In To a Young Jazz Musician: Letters from the Road (public library), Pulitzer-Prize-winning musician Wynton Marsalis — legendary trumpeter, composer, and educator, Artistic Director of New York’s iconic Jazz at Lincoln Center, and one of the greatest jazz musicians alive — riffs off Rilke’s Letters to a Young Poet and offers his hard-earned wisdom on what it takes to make good music and live a good life.

In one of the most powerful passages, he considers the pure joy of playing — the transcendent experience afforded after you’ve mastered the practicalities of the craft through deliberate practice:

The thing about jazz, through all the business involved in practicing and improvement, it’s always sweet: the improvement that you notice in the ability to express yourself, the feeling of playing, pushing yourself out into an open space through a sound, man. That’s an unbelievable feeling, an uplifting feeling of joy to be able to express the range of what you feel and see, have felt and have seen. A lot of this has nothing to do with you. It comes from another time, another space. To be able to channel those things and then project them though an instrument, that’s something that brings unbelievable joy.

Instructions to follow. Reproduce everything from "In one of the" down to "brings unbelievable joy." in the excerpt on Wynton Marsalis, replacing "sweet" with "rewarding".

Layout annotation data

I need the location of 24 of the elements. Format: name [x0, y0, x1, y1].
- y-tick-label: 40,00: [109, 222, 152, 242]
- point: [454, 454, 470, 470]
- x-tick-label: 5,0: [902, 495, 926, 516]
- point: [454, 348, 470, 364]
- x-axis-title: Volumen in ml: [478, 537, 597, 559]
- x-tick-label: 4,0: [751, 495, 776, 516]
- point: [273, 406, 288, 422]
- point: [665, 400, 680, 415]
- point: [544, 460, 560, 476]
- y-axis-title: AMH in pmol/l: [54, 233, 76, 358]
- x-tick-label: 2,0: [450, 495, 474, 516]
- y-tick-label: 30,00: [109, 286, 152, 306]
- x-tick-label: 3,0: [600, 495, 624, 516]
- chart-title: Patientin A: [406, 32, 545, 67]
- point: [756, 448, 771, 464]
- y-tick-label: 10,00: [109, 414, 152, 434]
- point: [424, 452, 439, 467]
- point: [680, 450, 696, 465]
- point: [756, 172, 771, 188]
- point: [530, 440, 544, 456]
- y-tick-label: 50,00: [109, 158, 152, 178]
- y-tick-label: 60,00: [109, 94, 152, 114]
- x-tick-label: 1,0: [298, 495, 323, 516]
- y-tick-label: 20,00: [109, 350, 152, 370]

Response to the task.
In one of the most powerful passages, he considers the pure joy of playing — the transcendent experience afforded after you’ve mastered the practicalities of the craft through deliberate practice:

The thing about jazz, through all the business involved in practicing and improvement, it’s always rewarding: the improvement that you notice in the ability to express yourself, the feeling of playing, pushing yourself out into an open space through a sound, man. That’s an unbelievable feeling, an uplifting feeling of joy to be able to express the range of what you feel and see, have felt and have seen. A lot of this has nothing to do with you. It comes from another time, another space. To be able to channel those things and then project them though an instrument, that’s something that brings unbelievable joy.